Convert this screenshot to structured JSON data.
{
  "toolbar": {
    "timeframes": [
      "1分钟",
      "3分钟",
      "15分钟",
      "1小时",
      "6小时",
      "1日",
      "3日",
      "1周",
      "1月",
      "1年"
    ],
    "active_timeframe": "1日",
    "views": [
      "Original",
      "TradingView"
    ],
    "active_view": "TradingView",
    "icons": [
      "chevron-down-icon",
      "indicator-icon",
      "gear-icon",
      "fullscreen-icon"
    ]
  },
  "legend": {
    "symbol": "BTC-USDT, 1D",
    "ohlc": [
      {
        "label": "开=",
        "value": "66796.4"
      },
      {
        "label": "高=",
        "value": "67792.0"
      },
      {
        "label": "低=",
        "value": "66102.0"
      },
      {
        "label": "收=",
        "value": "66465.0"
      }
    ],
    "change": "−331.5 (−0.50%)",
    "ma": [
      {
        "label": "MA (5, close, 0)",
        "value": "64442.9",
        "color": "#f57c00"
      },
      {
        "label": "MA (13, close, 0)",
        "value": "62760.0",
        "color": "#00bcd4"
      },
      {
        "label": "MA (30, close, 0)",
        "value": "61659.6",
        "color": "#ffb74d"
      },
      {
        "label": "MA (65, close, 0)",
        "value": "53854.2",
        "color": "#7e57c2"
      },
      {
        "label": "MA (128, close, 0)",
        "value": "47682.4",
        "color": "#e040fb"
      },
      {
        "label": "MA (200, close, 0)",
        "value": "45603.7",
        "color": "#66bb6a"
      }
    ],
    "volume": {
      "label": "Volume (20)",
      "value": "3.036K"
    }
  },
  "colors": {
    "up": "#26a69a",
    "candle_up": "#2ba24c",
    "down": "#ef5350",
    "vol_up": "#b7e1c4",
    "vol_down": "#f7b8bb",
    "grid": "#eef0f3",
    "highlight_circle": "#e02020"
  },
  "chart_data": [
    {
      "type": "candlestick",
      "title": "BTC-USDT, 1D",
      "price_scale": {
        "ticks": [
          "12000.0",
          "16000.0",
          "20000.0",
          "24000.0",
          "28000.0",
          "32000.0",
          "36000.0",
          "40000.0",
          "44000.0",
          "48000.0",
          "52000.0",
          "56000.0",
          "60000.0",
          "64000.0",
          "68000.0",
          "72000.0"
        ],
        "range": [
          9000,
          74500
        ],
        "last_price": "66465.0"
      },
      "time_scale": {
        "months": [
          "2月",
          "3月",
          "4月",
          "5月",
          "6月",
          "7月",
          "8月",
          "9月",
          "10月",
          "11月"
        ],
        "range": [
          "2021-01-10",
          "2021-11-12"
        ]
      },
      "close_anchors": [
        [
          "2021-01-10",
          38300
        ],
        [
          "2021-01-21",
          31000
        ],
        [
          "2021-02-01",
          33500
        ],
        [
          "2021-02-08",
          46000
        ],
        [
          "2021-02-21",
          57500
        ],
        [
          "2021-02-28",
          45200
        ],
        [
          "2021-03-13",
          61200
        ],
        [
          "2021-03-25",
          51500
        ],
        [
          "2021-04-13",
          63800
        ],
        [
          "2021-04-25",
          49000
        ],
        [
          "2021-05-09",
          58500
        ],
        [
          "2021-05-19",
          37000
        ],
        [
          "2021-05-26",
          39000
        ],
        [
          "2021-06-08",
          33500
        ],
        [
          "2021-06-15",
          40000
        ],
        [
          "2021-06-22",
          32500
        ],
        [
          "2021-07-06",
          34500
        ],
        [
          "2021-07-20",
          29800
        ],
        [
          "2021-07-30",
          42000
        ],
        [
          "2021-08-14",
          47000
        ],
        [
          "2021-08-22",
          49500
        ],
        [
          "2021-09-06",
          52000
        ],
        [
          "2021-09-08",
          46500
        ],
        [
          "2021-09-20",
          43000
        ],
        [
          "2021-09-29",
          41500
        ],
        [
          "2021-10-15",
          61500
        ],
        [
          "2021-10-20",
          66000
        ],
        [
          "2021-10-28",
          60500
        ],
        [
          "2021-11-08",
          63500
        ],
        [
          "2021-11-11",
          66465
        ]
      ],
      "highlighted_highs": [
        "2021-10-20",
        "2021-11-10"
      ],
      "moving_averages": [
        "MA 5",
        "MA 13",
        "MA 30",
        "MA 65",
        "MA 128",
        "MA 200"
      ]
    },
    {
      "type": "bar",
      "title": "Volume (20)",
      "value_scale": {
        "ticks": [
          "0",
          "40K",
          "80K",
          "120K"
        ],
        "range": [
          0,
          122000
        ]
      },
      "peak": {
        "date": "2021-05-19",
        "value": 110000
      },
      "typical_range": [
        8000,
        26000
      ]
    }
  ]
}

__________________________________________________

- Goal -
Pull out every line holding "TradingView" from the records above, and copy it.

- Solution to this exercise -
      "TradingView"
    "active_view": "TradingView",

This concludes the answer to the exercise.